Look for "among" in each line of the entries, and return the matching lines.
-*-
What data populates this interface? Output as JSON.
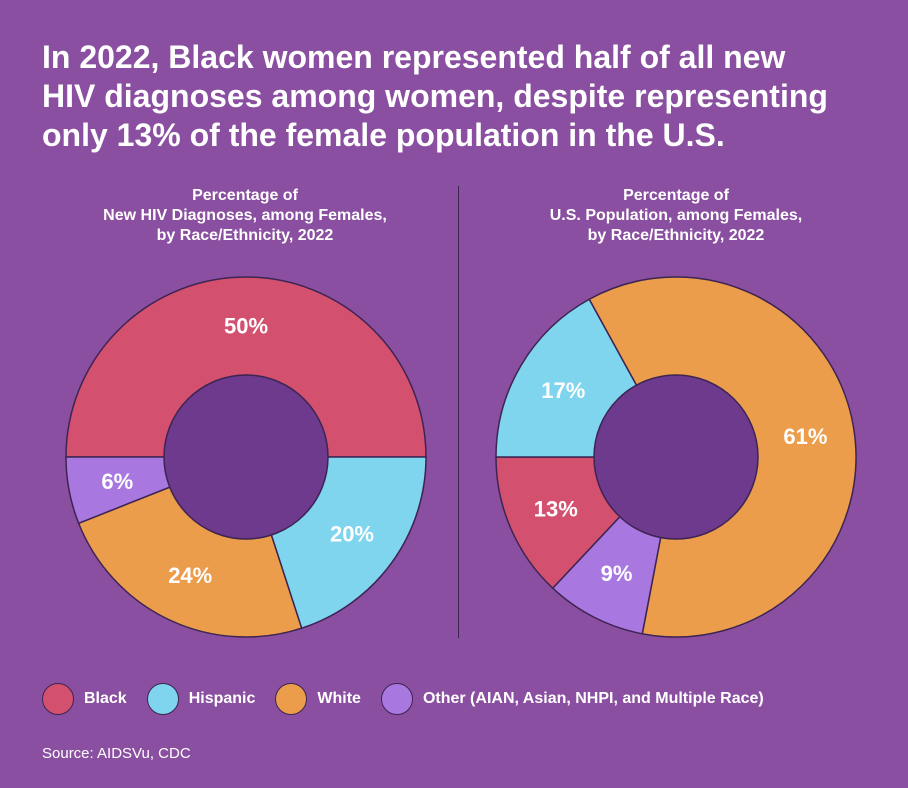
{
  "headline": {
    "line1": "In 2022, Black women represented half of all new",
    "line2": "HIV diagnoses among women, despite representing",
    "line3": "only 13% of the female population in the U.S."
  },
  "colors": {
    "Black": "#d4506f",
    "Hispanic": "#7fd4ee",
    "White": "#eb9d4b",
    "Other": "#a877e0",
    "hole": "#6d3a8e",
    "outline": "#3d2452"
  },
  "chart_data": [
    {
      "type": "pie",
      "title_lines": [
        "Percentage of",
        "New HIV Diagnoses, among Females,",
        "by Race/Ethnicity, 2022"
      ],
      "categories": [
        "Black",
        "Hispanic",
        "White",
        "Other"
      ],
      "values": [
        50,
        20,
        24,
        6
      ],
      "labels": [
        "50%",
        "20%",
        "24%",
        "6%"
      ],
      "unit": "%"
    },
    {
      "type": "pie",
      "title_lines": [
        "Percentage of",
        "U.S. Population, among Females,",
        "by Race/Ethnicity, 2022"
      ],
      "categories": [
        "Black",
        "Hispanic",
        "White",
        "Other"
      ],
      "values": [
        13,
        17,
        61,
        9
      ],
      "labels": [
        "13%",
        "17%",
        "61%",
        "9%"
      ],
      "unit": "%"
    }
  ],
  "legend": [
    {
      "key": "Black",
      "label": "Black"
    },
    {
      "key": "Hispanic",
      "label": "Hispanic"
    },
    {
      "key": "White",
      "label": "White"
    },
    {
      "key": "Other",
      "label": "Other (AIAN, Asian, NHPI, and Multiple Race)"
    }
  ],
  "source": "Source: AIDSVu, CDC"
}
-*-
TASK OUTPUT:
    "line2": "HIV diagnoses among women, despite representing",
        "New HIV Diagnoses, among Females,",
        "U.S. Population, among Females,",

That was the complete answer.